[start]

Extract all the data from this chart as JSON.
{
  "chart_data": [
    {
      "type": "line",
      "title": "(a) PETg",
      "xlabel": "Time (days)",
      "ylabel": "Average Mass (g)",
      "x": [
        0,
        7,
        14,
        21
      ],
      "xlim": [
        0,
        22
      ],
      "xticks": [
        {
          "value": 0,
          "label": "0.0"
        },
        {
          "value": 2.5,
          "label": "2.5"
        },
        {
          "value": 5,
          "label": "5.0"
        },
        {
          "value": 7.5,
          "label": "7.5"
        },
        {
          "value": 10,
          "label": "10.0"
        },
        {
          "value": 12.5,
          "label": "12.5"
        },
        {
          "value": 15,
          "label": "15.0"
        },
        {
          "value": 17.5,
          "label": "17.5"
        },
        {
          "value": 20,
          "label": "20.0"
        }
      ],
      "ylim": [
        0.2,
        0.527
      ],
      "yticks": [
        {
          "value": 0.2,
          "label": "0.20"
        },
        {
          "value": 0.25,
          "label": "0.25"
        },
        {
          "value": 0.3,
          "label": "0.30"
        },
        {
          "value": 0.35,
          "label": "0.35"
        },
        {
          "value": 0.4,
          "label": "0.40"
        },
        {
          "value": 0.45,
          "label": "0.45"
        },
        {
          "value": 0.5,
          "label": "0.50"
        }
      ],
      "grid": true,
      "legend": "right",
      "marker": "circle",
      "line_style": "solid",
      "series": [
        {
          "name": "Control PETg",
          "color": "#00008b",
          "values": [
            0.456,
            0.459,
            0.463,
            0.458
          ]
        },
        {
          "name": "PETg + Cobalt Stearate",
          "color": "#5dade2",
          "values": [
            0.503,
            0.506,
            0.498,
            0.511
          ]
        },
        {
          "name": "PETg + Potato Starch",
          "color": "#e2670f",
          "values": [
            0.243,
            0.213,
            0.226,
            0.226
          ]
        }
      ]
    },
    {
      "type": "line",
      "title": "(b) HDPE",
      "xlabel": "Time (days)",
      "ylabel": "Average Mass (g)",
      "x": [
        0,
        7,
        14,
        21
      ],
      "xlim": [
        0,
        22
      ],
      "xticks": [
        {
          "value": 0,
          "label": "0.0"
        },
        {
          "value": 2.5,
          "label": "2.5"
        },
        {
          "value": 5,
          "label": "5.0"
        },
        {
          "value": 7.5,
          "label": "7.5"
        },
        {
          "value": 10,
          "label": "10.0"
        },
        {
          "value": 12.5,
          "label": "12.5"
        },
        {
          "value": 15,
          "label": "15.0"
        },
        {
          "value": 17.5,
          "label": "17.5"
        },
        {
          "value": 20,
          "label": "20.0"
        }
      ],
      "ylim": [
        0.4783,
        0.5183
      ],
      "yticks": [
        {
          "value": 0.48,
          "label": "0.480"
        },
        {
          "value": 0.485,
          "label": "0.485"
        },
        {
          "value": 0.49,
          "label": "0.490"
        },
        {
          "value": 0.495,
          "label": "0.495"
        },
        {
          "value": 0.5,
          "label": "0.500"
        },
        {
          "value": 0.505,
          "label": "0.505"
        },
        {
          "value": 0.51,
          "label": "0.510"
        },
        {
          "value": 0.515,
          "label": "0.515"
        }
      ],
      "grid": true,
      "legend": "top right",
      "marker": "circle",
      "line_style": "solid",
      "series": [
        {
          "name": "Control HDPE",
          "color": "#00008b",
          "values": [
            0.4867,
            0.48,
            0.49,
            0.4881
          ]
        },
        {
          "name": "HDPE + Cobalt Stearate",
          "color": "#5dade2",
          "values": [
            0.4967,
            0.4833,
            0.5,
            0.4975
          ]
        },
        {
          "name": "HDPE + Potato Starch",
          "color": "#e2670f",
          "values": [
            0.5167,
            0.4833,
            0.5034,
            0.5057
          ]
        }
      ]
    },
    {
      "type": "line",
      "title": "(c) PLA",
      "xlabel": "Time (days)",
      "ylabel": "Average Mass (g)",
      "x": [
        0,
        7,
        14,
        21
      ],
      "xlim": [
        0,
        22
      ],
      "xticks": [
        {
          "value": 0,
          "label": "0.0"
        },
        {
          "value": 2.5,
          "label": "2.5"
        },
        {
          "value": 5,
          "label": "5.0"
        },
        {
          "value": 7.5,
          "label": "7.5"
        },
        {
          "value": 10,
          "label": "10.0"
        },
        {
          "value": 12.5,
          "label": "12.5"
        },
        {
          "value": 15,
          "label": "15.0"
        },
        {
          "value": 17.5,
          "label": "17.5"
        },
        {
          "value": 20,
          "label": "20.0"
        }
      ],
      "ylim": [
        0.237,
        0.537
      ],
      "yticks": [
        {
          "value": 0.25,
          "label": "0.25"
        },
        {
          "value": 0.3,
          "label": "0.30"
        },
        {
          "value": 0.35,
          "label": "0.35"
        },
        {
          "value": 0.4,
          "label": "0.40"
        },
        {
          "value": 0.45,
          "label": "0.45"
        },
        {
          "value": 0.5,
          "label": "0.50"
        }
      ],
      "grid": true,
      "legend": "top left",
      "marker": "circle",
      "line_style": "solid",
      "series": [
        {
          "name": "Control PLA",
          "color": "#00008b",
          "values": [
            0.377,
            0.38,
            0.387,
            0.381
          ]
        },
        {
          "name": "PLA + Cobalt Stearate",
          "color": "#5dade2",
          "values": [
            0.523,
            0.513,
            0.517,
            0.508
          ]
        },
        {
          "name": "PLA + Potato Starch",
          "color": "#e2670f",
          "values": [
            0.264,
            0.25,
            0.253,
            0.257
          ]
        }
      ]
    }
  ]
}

[end]

# [Problem description]
Determine how many lines of the data contain the word "Potato", and reply with that number only.

# [Task result]
3